» REQUIRED WORK:
Your reply should be a single number: how many lines contain the string "dash".

Structured figure records
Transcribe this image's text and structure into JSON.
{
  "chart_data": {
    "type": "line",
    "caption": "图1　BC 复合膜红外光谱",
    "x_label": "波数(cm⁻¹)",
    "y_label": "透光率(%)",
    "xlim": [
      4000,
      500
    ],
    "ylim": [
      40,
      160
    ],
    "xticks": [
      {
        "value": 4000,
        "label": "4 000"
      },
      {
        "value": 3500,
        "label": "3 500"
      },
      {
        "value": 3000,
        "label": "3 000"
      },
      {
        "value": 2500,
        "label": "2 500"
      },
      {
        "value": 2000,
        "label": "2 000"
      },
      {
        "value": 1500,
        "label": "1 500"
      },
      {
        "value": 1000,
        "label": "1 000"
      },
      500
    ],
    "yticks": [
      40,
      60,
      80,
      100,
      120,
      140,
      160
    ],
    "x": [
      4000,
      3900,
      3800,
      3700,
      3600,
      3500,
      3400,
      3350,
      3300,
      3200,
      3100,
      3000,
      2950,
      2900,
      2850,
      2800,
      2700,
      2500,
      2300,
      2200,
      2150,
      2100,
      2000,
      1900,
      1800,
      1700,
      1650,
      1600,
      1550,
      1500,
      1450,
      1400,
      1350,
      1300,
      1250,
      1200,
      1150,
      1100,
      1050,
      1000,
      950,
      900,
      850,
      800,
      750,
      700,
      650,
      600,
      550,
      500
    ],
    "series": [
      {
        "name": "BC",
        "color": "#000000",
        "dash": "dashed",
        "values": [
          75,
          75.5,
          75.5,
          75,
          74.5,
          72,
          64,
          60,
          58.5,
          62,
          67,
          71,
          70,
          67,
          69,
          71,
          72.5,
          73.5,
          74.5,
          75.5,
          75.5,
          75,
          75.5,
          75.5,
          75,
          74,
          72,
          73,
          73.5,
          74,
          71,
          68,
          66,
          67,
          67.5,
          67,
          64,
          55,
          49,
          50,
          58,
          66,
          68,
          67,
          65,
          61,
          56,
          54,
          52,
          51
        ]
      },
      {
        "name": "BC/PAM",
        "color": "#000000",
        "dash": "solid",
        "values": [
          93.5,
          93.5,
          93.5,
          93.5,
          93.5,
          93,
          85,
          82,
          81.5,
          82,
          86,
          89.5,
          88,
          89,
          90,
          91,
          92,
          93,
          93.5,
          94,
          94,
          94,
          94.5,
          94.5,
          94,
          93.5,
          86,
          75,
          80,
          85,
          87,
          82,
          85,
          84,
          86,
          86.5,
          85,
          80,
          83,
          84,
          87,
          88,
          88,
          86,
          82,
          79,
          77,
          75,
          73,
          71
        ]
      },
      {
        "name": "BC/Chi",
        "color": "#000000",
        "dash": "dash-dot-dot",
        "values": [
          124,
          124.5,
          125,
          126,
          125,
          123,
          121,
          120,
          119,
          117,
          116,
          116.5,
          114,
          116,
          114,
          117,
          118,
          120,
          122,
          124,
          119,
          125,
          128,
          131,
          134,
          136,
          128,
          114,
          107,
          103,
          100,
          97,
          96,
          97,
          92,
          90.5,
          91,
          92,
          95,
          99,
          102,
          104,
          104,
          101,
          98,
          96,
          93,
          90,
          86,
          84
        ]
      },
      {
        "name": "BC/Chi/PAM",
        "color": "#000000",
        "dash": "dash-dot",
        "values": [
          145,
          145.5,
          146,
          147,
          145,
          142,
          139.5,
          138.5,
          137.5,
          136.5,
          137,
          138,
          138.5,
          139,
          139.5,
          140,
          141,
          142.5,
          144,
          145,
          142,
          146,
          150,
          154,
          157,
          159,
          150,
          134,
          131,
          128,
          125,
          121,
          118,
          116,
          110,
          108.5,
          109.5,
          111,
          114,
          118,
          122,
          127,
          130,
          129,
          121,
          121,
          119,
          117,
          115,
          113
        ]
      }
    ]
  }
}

» FINISHED TASK:
4